====== Recorded information ======
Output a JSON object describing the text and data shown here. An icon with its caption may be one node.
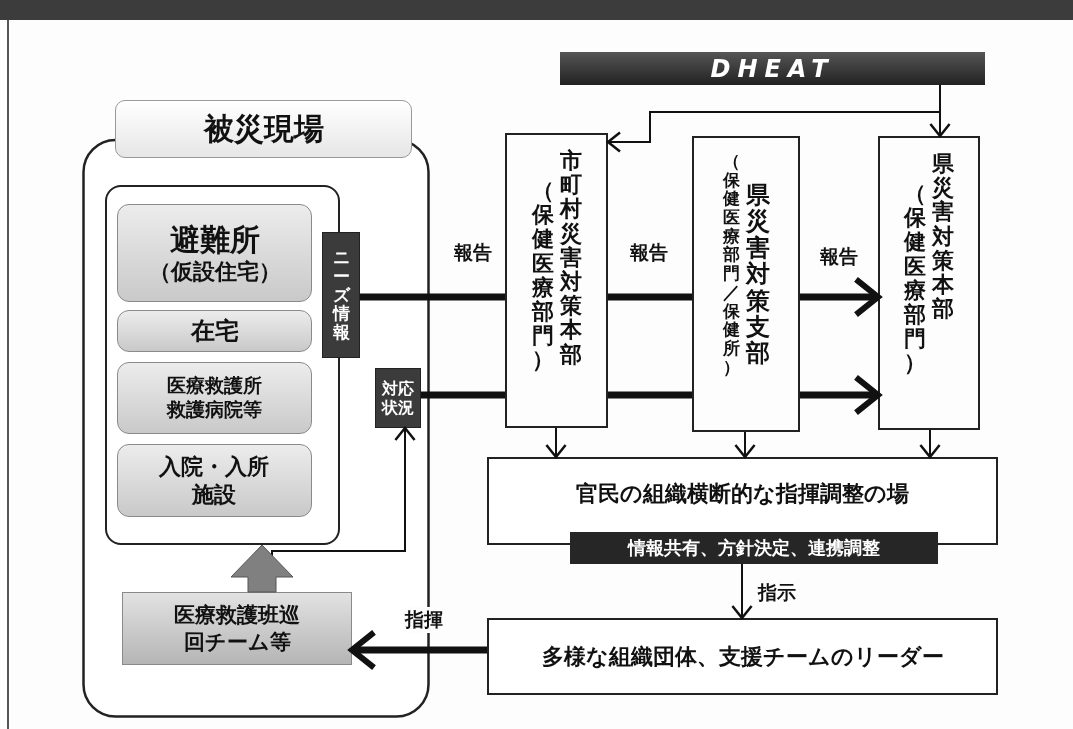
{
  "diagram": {
    "nodes": [
      {
        "text": [
          "被災現場"
        ]
      },
      {
        "text": [],
        "shape": "box",
        "in": 0
      },
      {
        "text": [
          "避難所",
          "（仮設住宅）"
        ],
        "in": 1
      },
      {
        "text": [
          "在宅"
        ],
        "in": 1
      },
      {
        "text": [
          "医療救護所救護病院等"
        ],
        "in": 1
      },
      {
        "text": [
          "入院・入所施設"
        ],
        "in": 1
      },
      {
        "text": [
          "医療救護班巡回チーム等"
        ],
        "in": 0
      },
      {
        "text": [
          "ニーズ情報"
        ],
        "in": 0
      },
      {
        "text": [
          "対応状況"
        ],
        "in": 0
      },
      {
        "text": [
          "（保健医療部門）",
          "市町村災害対策本部"
        ]
      },
      {
        "text": [
          "（保健医療部門／保健所）",
          "県災害対策支部"
        ]
      },
      {
        "text": [
          "（保健医療部門）",
          "県災害対策本部"
        ]
      },
      {
        "text": [
          "DHEAT"
        ]
      },
      {
        "text": [
          "官民の組織横断的な指揮調整の場",
          "情報共有、方針決定、連携調整"
        ]
      },
      {
        "text": [
          "多様な組織団体、支援チームのリーダー"
        ]
      }
    ],
    "edges": [
      {
        "from": 7,
        "to": 9,
        "arrow": "none",
        "label": "報告",
        "style": "thick"
      },
      {
        "from": 9,
        "to": 10,
        "arrow": "none",
        "label": "報告",
        "style": "thick"
      },
      {
        "from": 10,
        "to": 11,
        "arrow": "to",
        "label": "報告",
        "style": "thick"
      },
      {
        "from": 8,
        "to": 9,
        "arrow": "none",
        "style": "thick"
      },
      {
        "from": 9,
        "to": 10,
        "arrow": "none",
        "style": "thick"
      },
      {
        "from": 10,
        "to": 11,
        "arrow": "to",
        "style": "thick"
      },
      {
        "from": 12,
        "to": 11,
        "arrow": "to"
      },
      {
        "from": 12,
        "to": 9,
        "arrow": "to"
      },
      {
        "from": 9,
        "to": 13,
        "arrow": "to"
      },
      {
        "from": 10,
        "to": 13,
        "arrow": "to"
      },
      {
        "from": 11,
        "to": 13,
        "arrow": "to"
      },
      {
        "from": 13,
        "to": 14,
        "arrow": "to",
        "label": "指示"
      },
      {
        "from": 14,
        "to": 6,
        "arrow": "to",
        "label": "指揮",
        "style": "thick"
      },
      {
        "from": 6,
        "to": 8,
        "arrow": "to"
      },
      {
        "from": 6,
        "to": 1,
        "arrow": "to",
        "style": "thick",
        "color": "#808080"
      }
    ]
  }
}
======
__Objective__
Quote the preceding listing precisely and completely, omitting its images.

__Response to this task__
Output a JSON object describing the text and data shown here. An icon with its caption may be one node.
{
  "diagram": {
    "nodes": [
      {
        "text": [
          "被災現場"
        ]
      },
      {
        "text": [],
        "shape": "box",
        "in": 0
      },
      {
        "text": [
          "避難所",
          "（仮設住宅）"
        ],
        "in": 1
      },
      {
        "text": [
          "在宅"
        ],
        "in": 1
      },
      {
        "text": [
          "医療救護所救護病院等"
        ],
        "in": 1
      },
      {
        "text": [
          "入院・入所施設"
        ],
        "in": 1
      },
      {
        "text": [
          "医療救護班巡回チーム等"
        ],
        "in": 0
      },
      {
        "text": [
          "ニーズ情報"
        ],
        "in": 0
      },
      {
        "text": [
          "対応状況"
        ],
        "in": 0
      },
      {
        "text": [
          "（保健医療部門）",
          "市町村災害対策本部"
        ]
      },
      {
        "text": [
          "（保健医療部門／保健所）",
          "県災害対策支部"
        ]
      },
      {
        "text": [
          "（保健医療部門）",
          "県災害対策本部"
        ]
      },
      {
        "text": [
          "DHEAT"
        ]
      },
      {
        "text": [
          "官民の組織横断的な指揮調整の場",
          "情報共有、方針決定、連携調整"
        ]
      },
      {
        "text": [
          "多様な組織団体、支援チームのリーダー"
        ]
      }
    ],
    "edges": [
      {
        "from": 7,
        "to": 9,
        "arrow": "none",
        "label": "報告",
        "style": "thick"
      },
      {
        "from": 9,
        "to": 10,
        "arrow": "none",
        "label": "報告",
        "style": "thick"
      },
      {
        "from": 10,
        "to": 11,
        "arrow": "to",
        "label": "報告",
        "style": "thick"
      },
      {
        "from": 8,
        "to": 9,
        "arrow": "none",
        "style": "thick"
      },
      {
        "from": 9,
        "to": 10,
        "arrow": "none",
        "style": "thick"
      },
      {
        "from": 10,
        "to": 11,
        "arrow": "to",
        "style": "thick"
      },
      {
        "from": 12,
        "to": 11,
        "arrow": "to"
      },
      {
        "from": 12,
        "to": 9,
        "arrow": "to"
      },
      {
        "from": 9,
        "to": 13,
        "arrow": "to"
      },
      {
        "from": 10,
        "to": 13,
        "arrow": "to"
      },
      {
        "from": 11,
        "to": 13,
        "arrow": "to"
      },
      {
        "from": 13,
        "to": 14,
        "arrow": "to",
        "label": "指示"
      },
      {
        "from": 14,
        "to": 6,
        "arrow": "to",
        "label": "指揮",
        "style": "thick"
      },
      {
        "from": 6,
        "to": 8,
        "arrow": "to"
      },
      {
        "from": 6,
        "to": 1,
        "arrow": "to",
        "style": "thick",
        "color": "#808080"
      }
    ]
  }
}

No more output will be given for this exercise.